>> START RECORD EXCERPTS

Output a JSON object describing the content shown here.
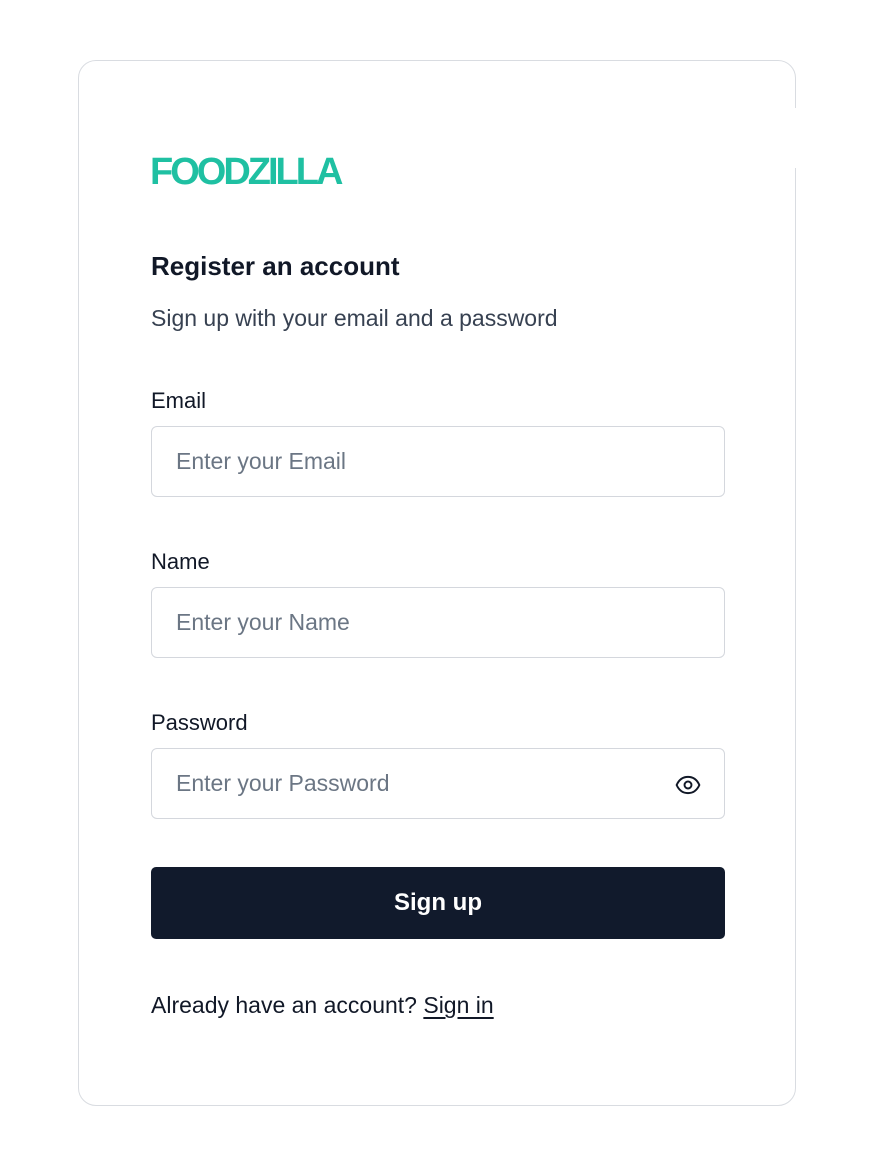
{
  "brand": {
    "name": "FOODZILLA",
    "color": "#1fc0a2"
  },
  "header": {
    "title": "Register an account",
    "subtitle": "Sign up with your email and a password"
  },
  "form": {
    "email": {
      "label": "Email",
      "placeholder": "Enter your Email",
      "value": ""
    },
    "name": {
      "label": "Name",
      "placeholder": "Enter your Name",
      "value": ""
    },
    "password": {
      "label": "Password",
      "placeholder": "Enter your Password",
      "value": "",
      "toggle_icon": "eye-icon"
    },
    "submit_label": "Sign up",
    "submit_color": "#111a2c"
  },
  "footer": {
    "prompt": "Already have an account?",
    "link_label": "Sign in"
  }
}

>> END RECORD EXCERPTS

Your task is to pick out every line with the string "Enter" and copy it.

      "placeholder": "Enter your Email",
      "placeholder": "Enter your Name",
      "placeholder": "Enter your Password",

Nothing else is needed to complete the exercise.